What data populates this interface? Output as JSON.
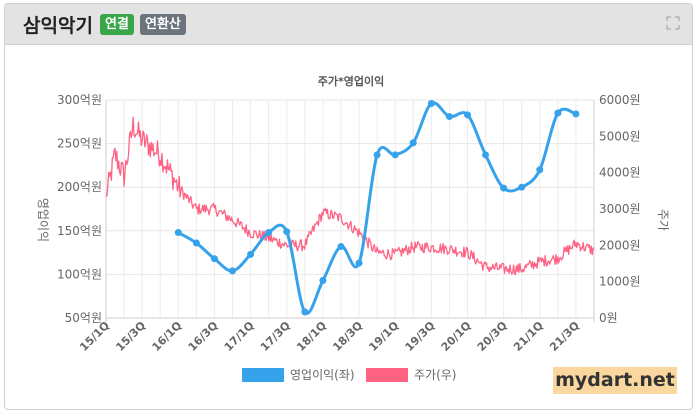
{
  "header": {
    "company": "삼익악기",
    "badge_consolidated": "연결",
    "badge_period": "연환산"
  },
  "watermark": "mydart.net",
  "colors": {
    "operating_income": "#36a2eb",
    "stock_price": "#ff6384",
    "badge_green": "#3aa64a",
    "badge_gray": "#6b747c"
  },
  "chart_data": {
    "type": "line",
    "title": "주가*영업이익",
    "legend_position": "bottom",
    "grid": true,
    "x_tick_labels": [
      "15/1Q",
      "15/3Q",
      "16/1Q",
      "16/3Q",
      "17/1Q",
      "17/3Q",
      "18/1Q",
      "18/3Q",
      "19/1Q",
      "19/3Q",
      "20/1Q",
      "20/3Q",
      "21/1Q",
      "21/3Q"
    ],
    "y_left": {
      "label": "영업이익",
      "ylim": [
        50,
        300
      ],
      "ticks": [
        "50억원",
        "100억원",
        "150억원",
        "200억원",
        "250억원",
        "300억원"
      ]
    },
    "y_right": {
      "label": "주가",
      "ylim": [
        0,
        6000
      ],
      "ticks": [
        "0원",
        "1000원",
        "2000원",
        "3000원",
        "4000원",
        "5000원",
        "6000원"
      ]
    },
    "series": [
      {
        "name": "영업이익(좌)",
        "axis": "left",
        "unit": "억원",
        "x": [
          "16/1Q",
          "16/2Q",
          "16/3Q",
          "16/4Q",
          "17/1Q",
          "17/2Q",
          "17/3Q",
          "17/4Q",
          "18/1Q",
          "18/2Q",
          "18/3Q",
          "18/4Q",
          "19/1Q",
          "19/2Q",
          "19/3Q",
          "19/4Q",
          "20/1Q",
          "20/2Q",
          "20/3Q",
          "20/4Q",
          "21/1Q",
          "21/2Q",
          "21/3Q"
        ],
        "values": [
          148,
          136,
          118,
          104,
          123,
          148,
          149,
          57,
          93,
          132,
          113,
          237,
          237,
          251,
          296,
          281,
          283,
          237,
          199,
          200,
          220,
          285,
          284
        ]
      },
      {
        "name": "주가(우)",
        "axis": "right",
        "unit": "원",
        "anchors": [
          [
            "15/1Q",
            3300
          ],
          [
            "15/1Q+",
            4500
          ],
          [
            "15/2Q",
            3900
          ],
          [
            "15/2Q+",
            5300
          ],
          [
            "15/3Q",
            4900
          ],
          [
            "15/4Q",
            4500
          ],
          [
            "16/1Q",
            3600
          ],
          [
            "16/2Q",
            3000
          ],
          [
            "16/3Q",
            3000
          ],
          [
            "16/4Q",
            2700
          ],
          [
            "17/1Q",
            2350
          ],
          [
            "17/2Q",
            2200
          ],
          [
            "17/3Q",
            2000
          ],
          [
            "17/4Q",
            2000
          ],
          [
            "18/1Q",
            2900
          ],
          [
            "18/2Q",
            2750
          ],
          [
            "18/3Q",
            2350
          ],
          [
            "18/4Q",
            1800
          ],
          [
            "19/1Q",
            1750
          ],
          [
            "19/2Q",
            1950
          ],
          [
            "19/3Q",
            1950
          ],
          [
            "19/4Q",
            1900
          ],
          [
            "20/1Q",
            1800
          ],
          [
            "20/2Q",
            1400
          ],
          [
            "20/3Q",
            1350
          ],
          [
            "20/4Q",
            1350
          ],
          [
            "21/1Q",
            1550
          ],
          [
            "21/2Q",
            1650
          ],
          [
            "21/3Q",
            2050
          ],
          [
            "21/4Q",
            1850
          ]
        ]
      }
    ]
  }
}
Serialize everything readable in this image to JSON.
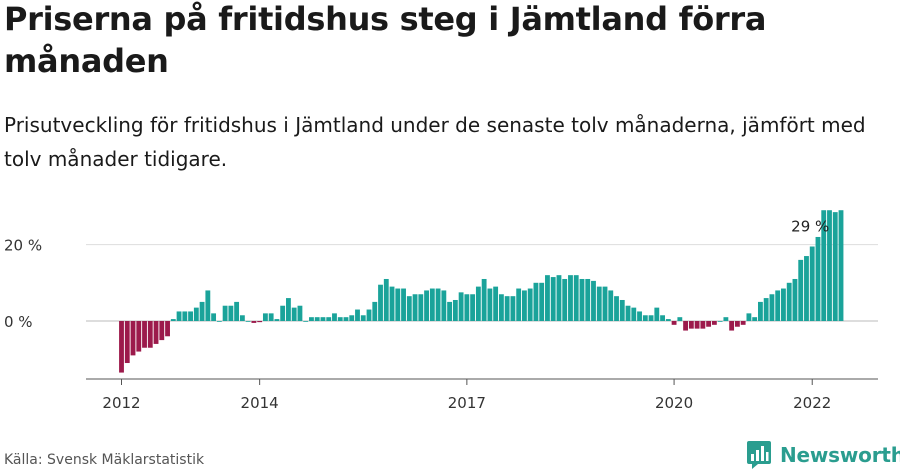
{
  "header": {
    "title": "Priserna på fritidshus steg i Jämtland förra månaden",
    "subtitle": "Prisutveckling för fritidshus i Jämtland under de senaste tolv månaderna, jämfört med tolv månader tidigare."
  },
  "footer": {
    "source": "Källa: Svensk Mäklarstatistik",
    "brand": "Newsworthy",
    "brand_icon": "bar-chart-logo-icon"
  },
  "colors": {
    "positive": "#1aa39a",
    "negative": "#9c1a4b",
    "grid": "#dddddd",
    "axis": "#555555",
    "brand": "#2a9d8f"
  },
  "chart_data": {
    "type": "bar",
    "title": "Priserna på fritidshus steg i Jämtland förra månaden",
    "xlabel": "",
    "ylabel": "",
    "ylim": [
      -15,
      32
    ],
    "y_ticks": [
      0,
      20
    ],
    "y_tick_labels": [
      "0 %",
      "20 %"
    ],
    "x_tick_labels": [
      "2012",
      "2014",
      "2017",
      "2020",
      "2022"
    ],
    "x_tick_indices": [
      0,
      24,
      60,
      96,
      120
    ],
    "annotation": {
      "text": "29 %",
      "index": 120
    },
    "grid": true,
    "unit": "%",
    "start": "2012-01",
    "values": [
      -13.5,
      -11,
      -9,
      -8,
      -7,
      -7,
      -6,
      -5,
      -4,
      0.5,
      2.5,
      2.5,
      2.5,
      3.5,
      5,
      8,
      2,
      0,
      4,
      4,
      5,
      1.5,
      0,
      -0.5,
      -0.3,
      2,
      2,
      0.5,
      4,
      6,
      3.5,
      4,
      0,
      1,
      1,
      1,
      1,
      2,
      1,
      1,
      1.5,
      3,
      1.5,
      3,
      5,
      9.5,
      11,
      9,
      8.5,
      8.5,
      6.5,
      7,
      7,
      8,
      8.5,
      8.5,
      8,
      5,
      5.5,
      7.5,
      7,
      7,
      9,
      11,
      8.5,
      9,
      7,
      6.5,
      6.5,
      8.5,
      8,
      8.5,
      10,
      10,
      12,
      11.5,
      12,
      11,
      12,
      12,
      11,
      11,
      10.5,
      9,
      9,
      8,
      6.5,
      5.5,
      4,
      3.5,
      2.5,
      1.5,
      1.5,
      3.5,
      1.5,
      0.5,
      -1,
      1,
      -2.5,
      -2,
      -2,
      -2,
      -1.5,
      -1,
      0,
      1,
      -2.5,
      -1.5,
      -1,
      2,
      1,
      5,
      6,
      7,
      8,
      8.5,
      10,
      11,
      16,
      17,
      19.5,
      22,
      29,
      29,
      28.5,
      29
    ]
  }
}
┄┄┄┄┄┄┄┄┄┄
▶ GIVEN REQUEST: Reproduce the material above in full, exactly, with no images.

▶ TASK ANSWER:
What data populates this interface? Output as JSON.
{
  "header": {
    "company": "삼익악기",
    "badge_consolidated": "연결",
    "badge_period": "연환산"
  },
  "watermark": "mydart.net",
  "colors": {
    "operating_income": "#36a2eb",
    "stock_price": "#ff6384",
    "badge_green": "#3aa64a",
    "badge_gray": "#6b747c"
  },
  "chart_data": {
    "type": "line",
    "title": "주가*영업이익",
    "legend_position": "bottom",
    "grid": true,
    "x_tick_labels": [
      "15/1Q",
      "15/3Q",
      "16/1Q",
      "16/3Q",
      "17/1Q",
      "17/3Q",
      "18/1Q",
      "18/3Q",
      "19/1Q",
      "19/3Q",
      "20/1Q",
      "20/3Q",
      "21/1Q",
      "21/3Q"
    ],
    "y_left": {
      "label": "영업이익",
      "ylim": [
        50,
        300
      ],
      "ticks": [
        "50억원",
        "100억원",
        "150억원",
        "200억원",
        "250억원",
        "300억원"
      ]
    },
    "y_right": {
      "label": "주가",
      "ylim": [
        0,
        6000
      ],
      "ticks": [
        "0원",
        "1000원",
        "2000원",
        "3000원",
        "4000원",
        "5000원",
        "6000원"
      ]
    },
    "series": [
      {
        "name": "영업이익(좌)",
        "axis": "left",
        "unit": "억원",
        "x": [
          "16/1Q",
          "16/2Q",
          "16/3Q",
          "16/4Q",
          "17/1Q",
          "17/2Q",
          "17/3Q",
          "17/4Q",
          "18/1Q",
          "18/2Q",
          "18/3Q",
          "18/4Q",
          "19/1Q",
          "19/2Q",
          "19/3Q",
          "19/4Q",
          "20/1Q",
          "20/2Q",
          "20/3Q",
          "20/4Q",
          "21/1Q",
          "21/2Q",
          "21/3Q"
        ],
        "values": [
          148,
          136,
          118,
          104,
          123,
          148,
          149,
          57,
          93,
          132,
          113,
          237,
          237,
          251,
          296,
          281,
          283,
          237,
          199,
          200,
          220,
          285,
          284
        ]
      },
      {
        "name": "주가(우)",
        "axis": "right",
        "unit": "원",
        "anchors": [
          [
            "15/1Q",
            3300
          ],
          [
            "15/1Q+",
            4500
          ],
          [
            "15/2Q",
            3900
          ],
          [
            "15/2Q+",
            5300
          ],
          [
            "15/3Q",
            4900
          ],
          [
            "15/4Q",
            4500
          ],
          [
            "16/1Q",
            3600
          ],
          [
            "16/2Q",
            3000
          ],
          [
            "16/3Q",
            3000
          ],
          [
            "16/4Q",
            2700
          ],
          [
            "17/1Q",
            2350
          ],
          [
            "17/2Q",
            2200
          ],
          [
            "17/3Q",
            2000
          ],
          [
            "17/4Q",
            2000
          ],
          [
            "18/1Q",
            2900
          ],
          [
            "18/2Q",
            2750
          ],
          [
            "18/3Q",
            2350
          ],
          [
            "18/4Q",
            1800
          ],
          [
            "19/1Q",
            1750
          ],
          [
            "19/2Q",
            1950
          ],
          [
            "19/3Q",
            1950
          ],
          [
            "19/4Q",
            1900
          ],
          [
            "20/1Q",
            1800
          ],
          [
            "20/2Q",
            1400
          ],
          [
            "20/3Q",
            1350
          ],
          [
            "20/4Q",
            1350
          ],
          [
            "21/1Q",
            1550
          ],
          [
            "21/2Q",
            1650
          ],
          [
            "21/3Q",
            2050
          ],
          [
            "21/4Q",
            1850
          ]
        ]
      }
    ]
  }
}
Serialize everything readable in this image to JSON.
{
  "header": {
    "title": "Priserna på fritidshus steg i Jämtland förra månaden",
    "subtitle": "Prisutveckling för fritidshus i Jämtland under de senaste tolv månaderna, jämfört med tolv månader tidigare."
  },
  "footer": {
    "source": "Källa: Svensk Mäklarstatistik",
    "brand": "Newsworthy",
    "brand_icon": "bar-chart-logo-icon"
  },
  "colors": {
    "positive": "#1aa39a",
    "negative": "#9c1a4b",
    "grid": "#dddddd",
    "axis": "#555555",
    "brand": "#2a9d8f"
  },
  "chart_data": {
    "type": "bar",
    "title": "Priserna på fritidshus steg i Jämtland förra månaden",
    "xlabel": "",
    "ylabel": "",
    "ylim": [
      -15,
      32
    ],
    "y_ticks": [
      0,
      20
    ],
    "y_tick_labels": [
      "0 %",
      "20 %"
    ],
    "x_tick_labels": [
      "2012",
      "2014",
      "2017",
      "2020",
      "2022"
    ],
    "x_tick_indices": [
      0,
      24,
      60,
      96,
      120
    ],
    "annotation": {
      "text": "29 %",
      "index": 120
    },
    "grid": true,
    "unit": "%",
    "start": "2012-01",
    "values": [
      -13.5,
      -11,
      -9,
      -8,
      -7,
      -7,
      -6,
      -5,
      -4,
      0.5,
      2.5,
      2.5,
      2.5,
      3.5,
      5,
      8,
      2,
      0,
      4,
      4,
      5,
      1.5,
      0,
      -0.5,
      -0.3,
      2,
      2,
      0.5,
      4,
      6,
      3.5,
      4,
      0,
      1,
      1,
      1,
      1,
      2,
      1,
      1,
      1.5,
      3,
      1.5,
      3,
      5,
      9.5,
      11,
      9,
      8.5,
      8.5,
      6.5,
      7,
      7,
      8,
      8.5,
      8.5,
      8,
      5,
      5.5,
      7.5,
      7,
      7,
      9,
      11,
      8.5,
      9,
      7,
      6.5,
      6.5,
      8.5,
      8,
      8.5,
      10,
      10,
      12,
      11.5,
      12,
      11,
      12,
      12,
      11,
      11,
      10.5,
      9,
      9,
      8,
      6.5,
      5.5,
      4,
      3.5,
      2.5,
      1.5,
      1.5,
      3.5,
      1.5,
      0.5,
      -1,
      1,
      -2.5,
      -2,
      -2,
      -2,
      -1.5,
      -1,
      0,
      1,
      -2.5,
      -1.5,
      -1,
      2,
      1,
      5,
      6,
      7,
      8,
      8.5,
      10,
      11,
      16,
      17,
      19.5,
      22,
      29,
      29,
      28.5,
      29
    ]
  }
}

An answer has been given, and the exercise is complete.